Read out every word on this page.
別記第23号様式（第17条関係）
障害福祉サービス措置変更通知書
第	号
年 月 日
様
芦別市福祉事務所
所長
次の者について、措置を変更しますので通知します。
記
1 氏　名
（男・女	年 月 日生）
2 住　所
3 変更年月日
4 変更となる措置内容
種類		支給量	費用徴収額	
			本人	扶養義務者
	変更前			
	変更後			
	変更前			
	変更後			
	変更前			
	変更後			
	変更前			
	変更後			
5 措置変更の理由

• • •

** Your task **
Type the material above out again, exactly.

** Correct response **
Read out every word on this page.
別記第23号様式（第17条関係）
障害福祉サービス措置変更通知書
第	号
年 月 日
様
芦別市福祉事務所
所長
次の者について、措置を変更しますので通知します。
記
1 氏　名
（男・女	年 月 日生）
2 住　所
3 変更年月日
4 変更となる措置内容
種類		支給量	費用徴収額	
			本人	扶養義務者
	変更前			
	変更後			
	変更前			
	変更後			
	変更前			
	変更後			
	変更前			
	変更後			
5 措置変更の理由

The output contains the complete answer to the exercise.